- **Dataset rows**
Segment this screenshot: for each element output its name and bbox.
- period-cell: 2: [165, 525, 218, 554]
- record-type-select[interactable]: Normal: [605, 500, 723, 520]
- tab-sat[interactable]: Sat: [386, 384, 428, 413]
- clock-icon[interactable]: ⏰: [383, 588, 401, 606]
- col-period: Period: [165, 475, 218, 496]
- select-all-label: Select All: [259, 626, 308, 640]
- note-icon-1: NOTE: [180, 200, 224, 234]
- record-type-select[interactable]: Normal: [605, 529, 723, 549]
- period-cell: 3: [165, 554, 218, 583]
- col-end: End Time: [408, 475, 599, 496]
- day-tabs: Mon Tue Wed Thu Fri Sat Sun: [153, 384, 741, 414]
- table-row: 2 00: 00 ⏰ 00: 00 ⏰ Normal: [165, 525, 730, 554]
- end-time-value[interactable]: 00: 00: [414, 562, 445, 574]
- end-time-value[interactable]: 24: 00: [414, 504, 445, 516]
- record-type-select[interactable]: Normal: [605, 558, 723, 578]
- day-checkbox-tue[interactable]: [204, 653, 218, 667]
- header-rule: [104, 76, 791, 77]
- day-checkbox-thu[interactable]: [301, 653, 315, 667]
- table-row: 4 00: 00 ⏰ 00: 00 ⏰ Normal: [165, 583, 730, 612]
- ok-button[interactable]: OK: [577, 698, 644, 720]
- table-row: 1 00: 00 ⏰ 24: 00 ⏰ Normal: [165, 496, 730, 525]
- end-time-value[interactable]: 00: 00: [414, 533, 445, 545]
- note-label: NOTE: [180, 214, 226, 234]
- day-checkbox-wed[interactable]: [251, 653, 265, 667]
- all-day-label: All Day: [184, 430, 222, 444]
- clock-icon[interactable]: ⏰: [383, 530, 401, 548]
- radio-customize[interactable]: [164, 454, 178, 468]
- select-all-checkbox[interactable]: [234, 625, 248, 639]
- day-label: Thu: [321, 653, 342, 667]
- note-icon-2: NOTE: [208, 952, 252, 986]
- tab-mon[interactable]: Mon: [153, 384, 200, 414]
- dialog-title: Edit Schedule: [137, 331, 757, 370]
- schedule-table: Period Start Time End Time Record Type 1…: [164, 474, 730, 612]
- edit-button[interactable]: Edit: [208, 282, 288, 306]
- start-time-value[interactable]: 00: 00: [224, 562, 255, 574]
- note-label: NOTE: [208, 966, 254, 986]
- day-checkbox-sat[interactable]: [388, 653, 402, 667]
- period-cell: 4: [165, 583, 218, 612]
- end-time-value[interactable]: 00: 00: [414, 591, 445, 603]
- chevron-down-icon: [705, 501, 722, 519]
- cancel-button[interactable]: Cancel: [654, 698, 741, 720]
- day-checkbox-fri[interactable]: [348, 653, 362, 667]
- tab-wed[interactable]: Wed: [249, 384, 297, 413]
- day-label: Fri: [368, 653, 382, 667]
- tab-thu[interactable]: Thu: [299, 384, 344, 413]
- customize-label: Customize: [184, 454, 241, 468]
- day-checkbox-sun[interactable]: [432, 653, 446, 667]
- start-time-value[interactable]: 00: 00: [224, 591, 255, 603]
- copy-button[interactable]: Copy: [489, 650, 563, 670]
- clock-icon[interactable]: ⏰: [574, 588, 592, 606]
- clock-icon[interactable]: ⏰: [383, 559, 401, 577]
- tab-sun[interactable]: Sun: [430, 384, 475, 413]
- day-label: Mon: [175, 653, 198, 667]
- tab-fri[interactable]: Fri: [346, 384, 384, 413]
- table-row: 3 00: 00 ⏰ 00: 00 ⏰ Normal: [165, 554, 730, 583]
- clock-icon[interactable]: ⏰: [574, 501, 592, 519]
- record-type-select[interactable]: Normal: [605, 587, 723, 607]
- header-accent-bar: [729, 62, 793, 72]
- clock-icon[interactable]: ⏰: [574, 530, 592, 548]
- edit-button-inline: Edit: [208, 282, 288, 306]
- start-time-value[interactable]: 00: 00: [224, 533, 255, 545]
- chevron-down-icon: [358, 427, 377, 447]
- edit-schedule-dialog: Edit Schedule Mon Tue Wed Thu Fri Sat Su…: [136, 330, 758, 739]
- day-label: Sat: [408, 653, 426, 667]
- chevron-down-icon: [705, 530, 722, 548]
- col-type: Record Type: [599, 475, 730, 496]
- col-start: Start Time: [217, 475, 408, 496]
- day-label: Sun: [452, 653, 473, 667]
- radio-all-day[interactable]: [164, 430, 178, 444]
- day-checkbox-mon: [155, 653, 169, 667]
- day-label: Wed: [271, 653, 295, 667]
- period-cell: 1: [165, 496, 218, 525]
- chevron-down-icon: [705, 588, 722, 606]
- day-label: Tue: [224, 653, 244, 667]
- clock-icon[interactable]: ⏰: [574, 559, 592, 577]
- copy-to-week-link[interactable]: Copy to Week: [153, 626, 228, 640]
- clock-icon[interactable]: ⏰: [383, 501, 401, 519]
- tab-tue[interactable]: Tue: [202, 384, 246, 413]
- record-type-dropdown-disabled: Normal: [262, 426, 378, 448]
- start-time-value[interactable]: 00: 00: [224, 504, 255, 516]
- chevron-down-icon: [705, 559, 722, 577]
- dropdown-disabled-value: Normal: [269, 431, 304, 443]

- **Exercise brief**
Please render the entries as a numbered list, starting at the first line and ending at the line that contains "- chevron-down-icon: [705, 501, 722, 519]", with blank lines left out.

- **Output for this exercise**
1. Segment this screenshot: for each element output its name and bbox.
2. - period-cell: 2: [165, 525, 218, 554]
3. - record-type-select[interactable]: Normal: [605, 500, 723, 520]
4. - tab-sat[interactable]: Sat: [386, 384, 428, 413]
5. - clock-icon[interactable]: ⏰: [383, 588, 401, 606]
6. - col-period: Period: [165, 475, 218, 496]
7. - select-all-label: Select All: [259, 626, 308, 640]
8. - note-icon-1: NOTE: [180, 200, 224, 234]
9. - record-type-select[interactable]: Normal: [605, 529, 723, 549]
10. - period-cell: 3: [165, 554, 218, 583]
11. - col-end: End Time: [408, 475, 599, 496]
12. - day-tabs: Mon Tue Wed Thu Fri Sat Sun: [153, 384, 741, 414]
13. - table-row: 2 00: 00 ⏰ 00: 00 ⏰ Normal: [165, 525, 730, 554]
14. - end-time-value[interactable]: 00: 00: [414, 562, 445, 574]
15. - end-time-value[interactable]: 24: 00: [414, 504, 445, 516]
16. - record-type-select[interactable]: Normal: [605, 558, 723, 578]
17. - day-checkbox-tue[interactable]: [204, 653, 218, 667]
18. - header-rule: [104, 76, 791, 77]
19. - day-checkbox-thu[interactable]: [301, 653, 315, 667]
20. - table-row: 4 00: 00 ⏰ 00: 00 ⏰ Normal: [165, 583, 730, 612]
21. - ok-button[interactable]: OK: [577, 698, 644, 720]
22. - table-row: 1 00: 00 ⏰ 24: 00 ⏰ Normal: [165, 496, 730, 525]
23. - end-time-value[interactable]: 00: 00: [414, 533, 445, 545]
24. - note-label: NOTE: [180, 214, 226, 234]
25. - day-checkbox-wed[interactable]: [251, 653, 265, 667]
26. - all-day-label: All Day: [184, 430, 222, 444]
27. - clock-icon[interactable]: ⏰: [383, 530, 401, 548]
28. - radio-customize[interactable]: [164, 454, 178, 468]
29. - select-all-checkbox[interactable]: [234, 625, 248, 639]
30. - day-label: Thu: [321, 653, 342, 667]
31. - note-icon-2: NOTE: [208, 952, 252, 986]
32. - tab-mon[interactable]: Mon: [153, 384, 200, 414]
33. - dialog-title: Edit Schedule: [137, 331, 757, 370]
34. - schedule-table: Period Start Time End Time Record Type 1…: [164, 474, 730, 612]
35. - edit-button[interactable]: Edit: [208, 282, 288, 306]
36. - start-time-value[interactable]: 00: 00: [224, 562, 255, 574]
37. - note-label: NOTE: [208, 966, 254, 986]
38. - day-checkbox-sat[interactable]: [388, 653, 402, 667]
39. - period-cell: 4: [165, 583, 218, 612]
40. - end-time-value[interactable]: 00: 00: [414, 591, 445, 603]
41. - chevron-down-icon: [705, 501, 722, 519]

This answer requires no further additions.